• EXTRACT PROVIDED
----------------------------------------

Ike (アイク, Ike) is a playable character in Super Smash Bros. 4. His return to the series was announced in a Director's Room Miiverse post on May 23rd, 2014, which coincided with the ninth anniversary of the North American release of Fire Emblem: The Sacred Stones.
Jason Adkins and Michihiko Hagi reprise their roles as Ike's voice actors in the English and Japanese versions, respectively, albeit via recycled voice clips from Super Smash Bros. Brawl.
Ike is ranked 40th out of 55 on the tier list, placing him at the top of the E tier. This is a moderate drop from his placement in Brawl, where he was ranked 23rd out of 38, and his worst placement in his series up to date. In addition to largely retaining his renowned power and range, Ike's overall mobility has noticeably improved, thanks to his faster dashing and air speeds, and higher double jump.
Ike's frame data has also fairly improved, with the most obvious improvements being to his tilt and aerial attacks. Ike also benefits from the changes to gameplay mechanics: rage supplements his power; the changes to hitstun canceling have made his up and down throws into very useful combo starters; and the updated edge mechanics supplement his recovery.
However, Ike has received some nerfs, and he also retains his flaws from Brawl. His jab cancel, which was perhaps his best damage-racking option in the previous game, is now extremely situational due to his neutral attack’s higher overall lag. His high weight renders his overall mobility as below-average at best in spite of its improvements, making him vulnerable to rushdowns and combos. His lack of any projectile also leaves him susceptible to camping. Ike also has very few sufficiently fast moves (with jab and back aerial being some of his only moves that come out faster than frame 10), as well as high ending lag in many attacks. Furthermore, in return for Ike’s attacks having better frame data overall, most, if not all, of them have significantly decreased knockback, slightly lower damage outputs, and shorter ranges. Also, his already large hurtbox is slightly taller. Finally, Ike’s recovery is still easily predictable and linear, making it vulnerable to attacks when ascending.
Despite having mediocre representation, Ike has attained some success at various levels of play, thanks to the likes of Ryo, Rango, SM, San, and Waldo. Due to his playerbase's success stagnating after 1.1.6, however, Ike's current tier ranking has become disputable.
Ike is a heavyweight, being tied with Wario as the eighth heaviest character in SSB4. Unsurprisingly, he has below-average walking speed and air acceleration; slightly below-average dashing speed; above-average falling speed, air speed and gravity; and a low jump and double jump.
Ike's good approach is a noticeable divergence from the heavyweight archetype, though it is a trait shared with his fellow heavyweight swordsmen Shulk and Cloud. His sword, Ragnell, grants him a very long and disjointed range that is surpassed only by Shulk's Monado and Cloud's Buster Sword. Neutral, forward and back aerials are good approach options: in addition to their ability to auto-cancel with a short hop, the former has low landing lag, whereas the latter two are safe on shield thanks to their high shieldstun. Forward aerial, in particular, boasts a good damage output, high knockback growth, and large range in front of Ike. Aside from being his most reliable approach option because of these traits, it also makes him a surprisingly difficult character to punish when it is used properly. In addition, his aerials' speed and ranges make him capable at pressuring opponents.

----------------------------------------

• RECORDED INFORMATION
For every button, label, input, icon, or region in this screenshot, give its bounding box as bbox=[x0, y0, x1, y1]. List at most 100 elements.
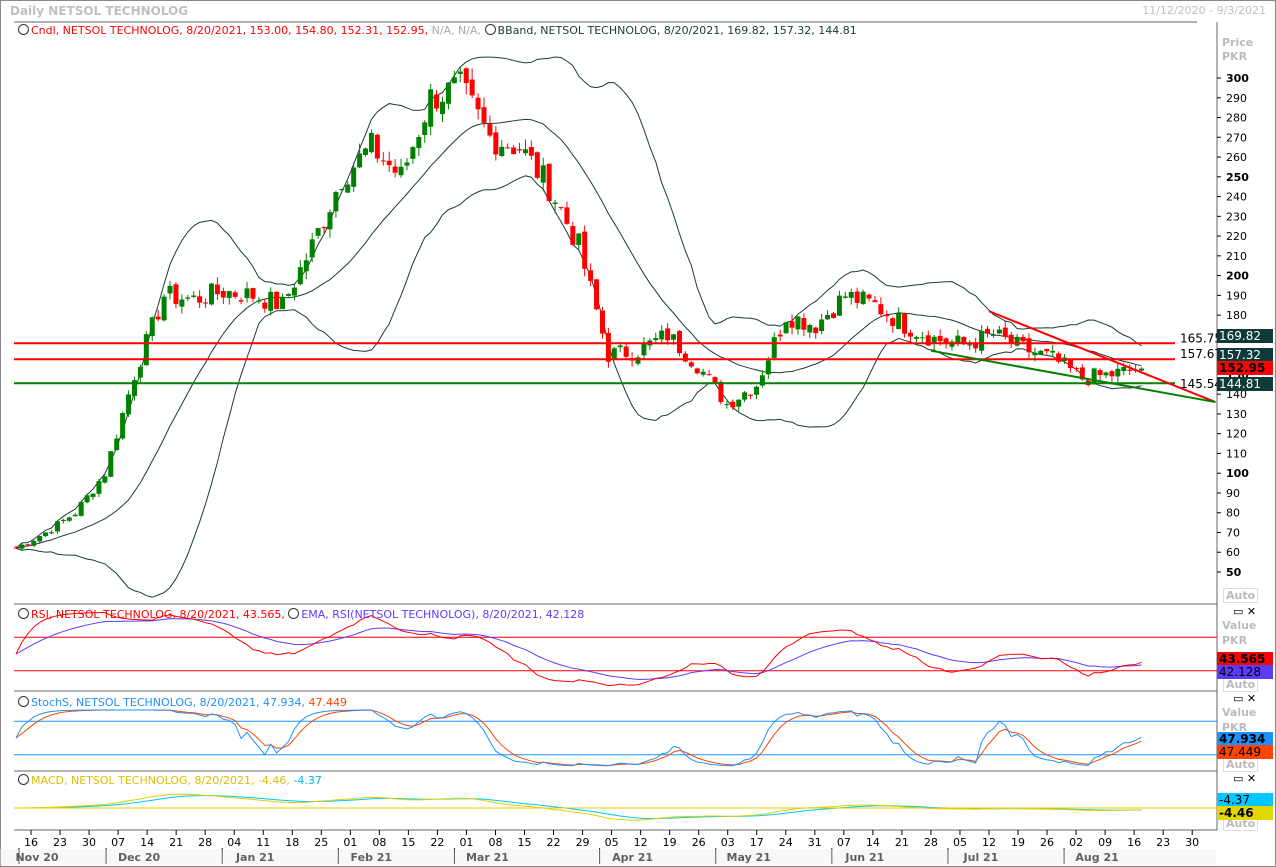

----------------------------------------

• WORK INSTRUCTIONS
**A)** In the Ike article, do these statements agree with the text? (i) Ike sits 40th out of 55 on the tier list. (ii) Ike is the heaviest character in SSB4. (iii) Ike has a projectile. Answer yes or no for each, quoting the words that decide it.
**B)** Which players does the Ike article credit with bringing Ike success at various levels of play? List all of them.
**C)** Copy the Ike article word for word from "Ike (アイク, Ike)" to "The Sacred Stones.".

• REPLIES
**A)**
(i) Yes: "Ike is ranked 40th out of 55 on the tier list"
(ii) No: "being tied with Wario as the eighth heaviest character in SSB4"
(iii) No: "His lack of any projectile also leaves him susceptible to camping."

**B)** Ryo, Rango, SM, San, Waldo

**C)**
Ike (アイク, Ike) is a playable character in Super Smash Bros. 4. His return to the series was announced in a Director's Room Miiverse post on May 23rd, 2014, which coincided with the ninth anniversary of the North American release of Fire Emblem: The Sacred Stones.